### Your task
Search the listing for "Unidad" and copy every line where it appears.

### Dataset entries

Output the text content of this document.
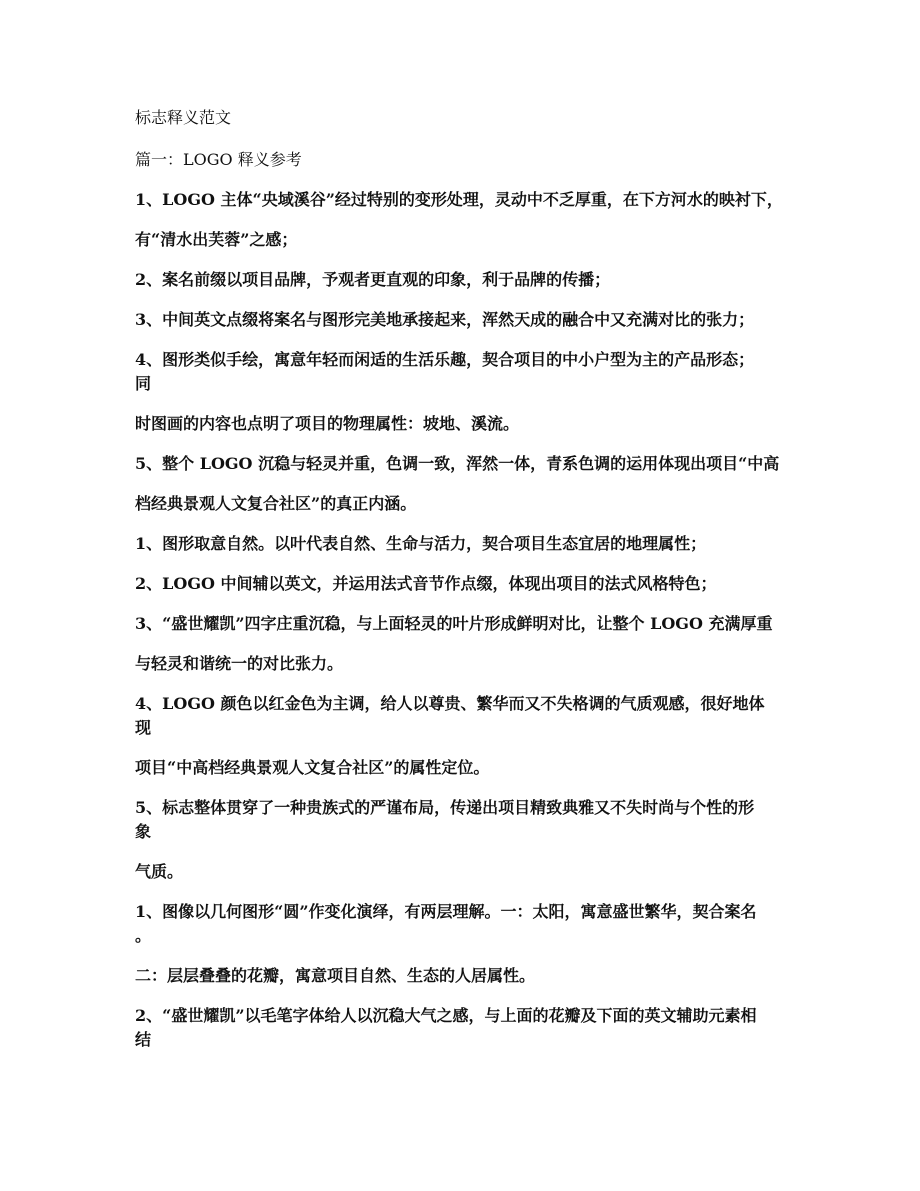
标志释义范文
篇一：LOGO 释义参考
1、LOGO 主体“央域溪谷”经过特别的变形处理，灵动中不乏厚重，在下方河水的映衬下，
有“清水出芙蓉”之感；
2、案名前缀以项目品牌，予观者更直观的印象，利于品牌的传播；
3、中间英文点缀将案名与图形完美地承接起来，浑然天成的融合中又充满对比的张力；
4、图形类似手绘，寓意年轻而闲适的生活乐趣，契合项目的中小户型为主的产品形态；
同
时图画的内容也点明了项目的物理属性：坡地、溪流。
5、整个 LOGO 沉稳与轻灵并重，色调一致，浑然一体，青系色调的运用体现出项目“中高
档经典景观人文复合社区”的真正内涵。
1、图形取意自然。以叶代表自然、生命与活力，契合项目生态宜居的地理属性；
2、LOGO 中间辅以英文，并运用法式音节作点缀，体现出项目的法式风格特色；
3、“盛世耀凯”四字庄重沉稳，与上面轻灵的叶片形成鲜明对比，让整个 LOGO 充满厚重
与轻灵和谐统一的对比张力。
4、LOGO 颜色以红金色为主调，给人以尊贵、繁华而又不失格调的气质观感，很好地体
现
项目“中高档经典景观人文复合社区”的属性定位。
5、标志整体贯穿了一种贵族式的严谨布局，传递出项目精致典雅又不失时尚与个性的形
象
气质。
1、图像以几何图形“圆”作变化演绎，有两层理解。一：太阳，寓意盛世繁华，契合案名
。
二：层层叠叠的花瓣，寓意项目自然、生态的人居属性。
2、“盛世耀凯”以毛笔字体给人以沉稳大气之感，与上面的花瓣及下面的英文辅助元素相
结
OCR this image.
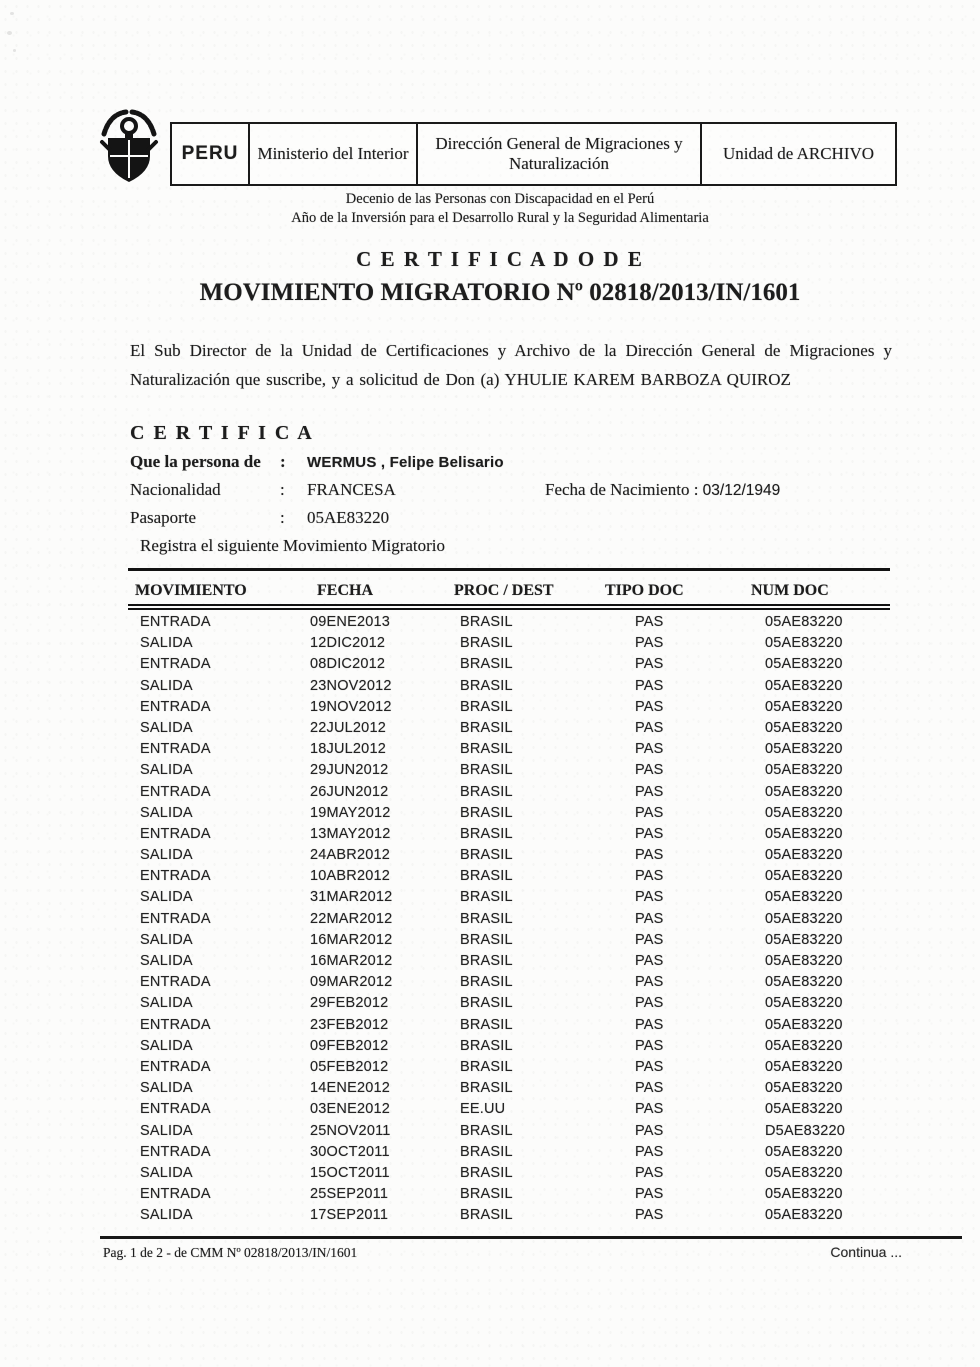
PERU	Ministerio del Interior
Dirección General de Migraciones y Naturalización
Unidad de ARCHIVO
Decenio de las Personas con Discapacidad en el Perú
Año de la Inversión para el Desarrollo Rural y la Seguridad Alimentaria
C E R T I F I C A D O D E
MOVIMIENTO MIGRATORIO Nº 02818/2013/IN/1601
El Sub Director de la Unidad de Certificaciones y Archivo de la Dirección General de Migraciones y Naturalización que suscribe, y a solicitud de Don (a) YHULIE KAREM BARBOZA QUIROZ
C E R T I F I C A
Que la persona de : WERMUS , Felipe Belisario
Nacionalidad	: FRANCESA	Fecha de Nacimiento : 03/12/1949
Pasaporte	: 05AE83220
Registra el siguiente Movimiento Migratorio
MOVIMIENTO	FECHA	PROC / DEST	TIPO DOC	NUM DOC
ENTRADA	09ENE2013	BRASIL	PAS	05AE83220
SALIDA	12DIC2012	BRASIL	PAS	05AE83220
ENTRADA	08DIC2012	BRASIL	PAS	05AE83220
SALIDA	23NOV2012	BRASIL	PAS	05AE83220
ENTRADA	19NOV2012	BRASIL	PAS	05AE83220
SALIDA	22JUL2012	BRASIL	PAS	05AE83220
ENTRADA	18JUL2012	BRASIL	PAS	05AE83220
SALIDA	29JUN2012	BRASIL	PAS	05AE83220
ENTRADA	26JUN2012	BRASIL	PAS	05AE83220
SALIDA	19MAY2012	BRASIL	PAS	05AE83220
ENTRADA	13MAY2012	BRASIL	PAS	05AE83220
SALIDA	24ABR2012	BRASIL	PAS	05AE83220
ENTRADA	10ABR2012	BRASIL	PAS	05AE83220
SALIDA	31MAR2012	BRASIL	PAS	05AE83220
ENTRADA	22MAR2012	BRASIL	PAS	05AE83220
SALIDA	16MAR2012	BRASIL	PAS	05AE83220
SALIDA	16MAR2012	BRASIL	PAS	05AE83220
ENTRADA	09MAR2012	BRASIL	PAS	05AE83220
SALIDA	29FEB2012	BRASIL	PAS	05AE83220
ENTRADA	23FEB2012	BRASIL	PAS	05AE83220
SALIDA	09FEB2012	BRASIL	PAS	05AE83220
ENTRADA	05FEB2012	BRASIL	PAS	05AE83220
SALIDA	14ENE2012	BRASIL	PAS	05AE83220
ENTRADA	03ENE2012	EE.UU	PAS	05AE83220
SALIDA	25NOV2011	BRASIL	PAS	D5AE83220
ENTRADA	30OCT2011	BRASIL	PAS	05AE83220
SALIDA	15OCT2011	BRASIL	PAS	05AE83220
ENTRADA	25SEP2011	BRASIL	PAS	05AE83220
SALIDA	17SEP2011	BRASIL	PAS	05AE83220
Pag. 1 de 2 - de CMM Nº 02818/2013/IN/1601	Continua ...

### Exercise response
Unidad de ARCHIVO
El Sub Director de la Unidad de Certificaciones y Archivo de la Dirección General de Migraciones y Naturalización que suscribe, y a solicitud de Don (a) YHULIE KAREM BARBOZA QUIROZ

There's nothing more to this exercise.